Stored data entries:
|---|

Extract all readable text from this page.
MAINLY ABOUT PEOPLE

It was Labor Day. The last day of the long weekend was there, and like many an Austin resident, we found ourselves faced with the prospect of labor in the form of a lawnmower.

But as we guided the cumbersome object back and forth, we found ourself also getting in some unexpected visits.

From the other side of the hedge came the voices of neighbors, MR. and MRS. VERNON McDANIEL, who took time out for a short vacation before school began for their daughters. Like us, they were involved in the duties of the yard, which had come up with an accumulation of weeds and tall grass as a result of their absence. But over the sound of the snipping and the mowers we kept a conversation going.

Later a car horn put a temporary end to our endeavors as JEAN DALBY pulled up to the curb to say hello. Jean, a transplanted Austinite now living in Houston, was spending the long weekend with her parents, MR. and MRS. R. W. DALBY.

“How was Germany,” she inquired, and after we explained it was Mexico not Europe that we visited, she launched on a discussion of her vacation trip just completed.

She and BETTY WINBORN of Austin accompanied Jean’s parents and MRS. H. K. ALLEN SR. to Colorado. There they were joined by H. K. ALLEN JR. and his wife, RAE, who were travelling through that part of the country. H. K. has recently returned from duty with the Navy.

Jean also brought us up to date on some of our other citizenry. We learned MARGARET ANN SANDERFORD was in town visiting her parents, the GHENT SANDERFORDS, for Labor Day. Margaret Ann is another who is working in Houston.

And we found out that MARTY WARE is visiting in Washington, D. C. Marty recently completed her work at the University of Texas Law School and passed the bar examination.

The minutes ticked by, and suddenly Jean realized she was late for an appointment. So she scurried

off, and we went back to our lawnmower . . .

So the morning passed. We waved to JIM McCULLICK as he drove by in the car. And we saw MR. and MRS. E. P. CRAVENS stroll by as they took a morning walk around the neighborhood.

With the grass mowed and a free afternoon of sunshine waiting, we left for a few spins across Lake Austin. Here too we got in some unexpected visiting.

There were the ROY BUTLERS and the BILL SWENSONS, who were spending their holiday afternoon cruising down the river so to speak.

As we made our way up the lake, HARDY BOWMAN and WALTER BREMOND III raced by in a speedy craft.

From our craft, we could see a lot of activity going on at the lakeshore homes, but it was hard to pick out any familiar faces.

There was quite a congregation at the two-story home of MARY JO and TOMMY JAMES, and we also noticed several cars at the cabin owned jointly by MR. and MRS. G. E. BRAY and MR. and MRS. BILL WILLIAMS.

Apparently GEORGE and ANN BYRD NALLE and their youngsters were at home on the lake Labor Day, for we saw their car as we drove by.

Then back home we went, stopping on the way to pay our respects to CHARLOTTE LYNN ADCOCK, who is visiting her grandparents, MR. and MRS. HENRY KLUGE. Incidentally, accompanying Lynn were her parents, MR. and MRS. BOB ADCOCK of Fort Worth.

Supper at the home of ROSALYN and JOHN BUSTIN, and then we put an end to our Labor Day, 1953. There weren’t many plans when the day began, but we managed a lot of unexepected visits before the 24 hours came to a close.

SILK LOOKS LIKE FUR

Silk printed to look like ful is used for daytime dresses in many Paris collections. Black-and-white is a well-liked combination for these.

|---|

# [What is required]
What is needed here is an exact reproduction of all the entries.

# [Task response]
Extract all readable text from this page.
MAINLY ABOUT PEOPLE

It was Labor Day. The last day of the long weekend was there, and like many an Austin resident, we found ourselves faced with the prospect of labor in the form of a lawnmower.

But as we guided the cumbersome object back and forth, we found ourself also getting in some unexpected visits.

From the other side of the hedge came the voices of neighbors, MR. and MRS. VERNON McDANIEL, who took time out for a short vacation before school began for their daughters. Like us, they were involved in the duties of the yard, which had come up with an accumulation of weeds and tall grass as a result of their absence. But over the sound of the snipping and the mowers we kept a conversation going.

Later a car horn put a temporary end to our endeavors as JEAN DALBY pulled up to the curb to say hello. Jean, a transplanted Austinite now living in Houston, was spending the long weekend with her parents, MR. and MRS. R. W. DALBY.

“How was Germany,” she inquired, and after we explained it was Mexico not Europe that we visited, she launched on a discussion of her vacation trip just completed.

She and BETTY WINBORN of Austin accompanied Jean’s parents and MRS. H. K. ALLEN SR. to Colorado. There they were joined by H. K. ALLEN JR. and his wife, RAE, who were travelling through that part of the country. H. K. has recently returned from duty with the Navy.

Jean also brought us up to date on some of our other citizenry. We learned MARGARET ANN SANDERFORD was in town visiting her parents, the GHENT SANDERFORDS, for Labor Day. Margaret Ann is another who is working in Houston.

And we found out that MARTY WARE is visiting in Washington, D. C. Marty recently completed her work at the University of Texas Law School and passed the bar examination.

The minutes ticked by, and suddenly Jean realized she was late for an appointment. So she scurried

off, and we went back to our lawnmower . . .

So the morning passed. We waved to JIM McCULLICK as he drove by in the car. And we saw MR. and MRS. E. P. CRAVENS stroll by as they took a morning walk around the neighborhood.

With the grass mowed and a free afternoon of sunshine waiting, we left for a few spins across Lake Austin. Here too we got in some unexpected visiting.

There were the ROY BUTLERS and the BILL SWENSONS, who were spending their holiday afternoon cruising down the river so to speak.

As we made our way up the lake, HARDY BOWMAN and WALTER BREMOND III raced by in a speedy craft.

From our craft, we could see a lot of activity going on at the lakeshore homes, but it was hard to pick out any familiar faces.

There was quite a congregation at the two-story home of MARY JO and TOMMY JAMES, and we also noticed several cars at the cabin owned jointly by MR. and MRS. G. E. BRAY and MR. and MRS. BILL WILLIAMS.

Apparently GEORGE and ANN BYRD NALLE and their youngsters were at home on the lake Labor Day, for we saw their car as we drove by.

Then back home we went, stopping on the way to pay our respects to CHARLOTTE LYNN ADCOCK, who is visiting her grandparents, MR. and MRS. HENRY KLUGE. Incidentally, accompanying Lynn were her parents, MR. and MRS. BOB ADCOCK of Fort Worth.

Supper at the home of ROSALYN and JOHN BUSTIN, and then we put an end to our Labor Day, 1953. There weren’t many plans when the day began, but we managed a lot of unexepected visits before the 24 hours came to a close.

SILK LOOKS LIKE FUR

Silk printed to look like ful is used for daytime dresses in many Paris collections. Black-and-white is a well-liked combination for these.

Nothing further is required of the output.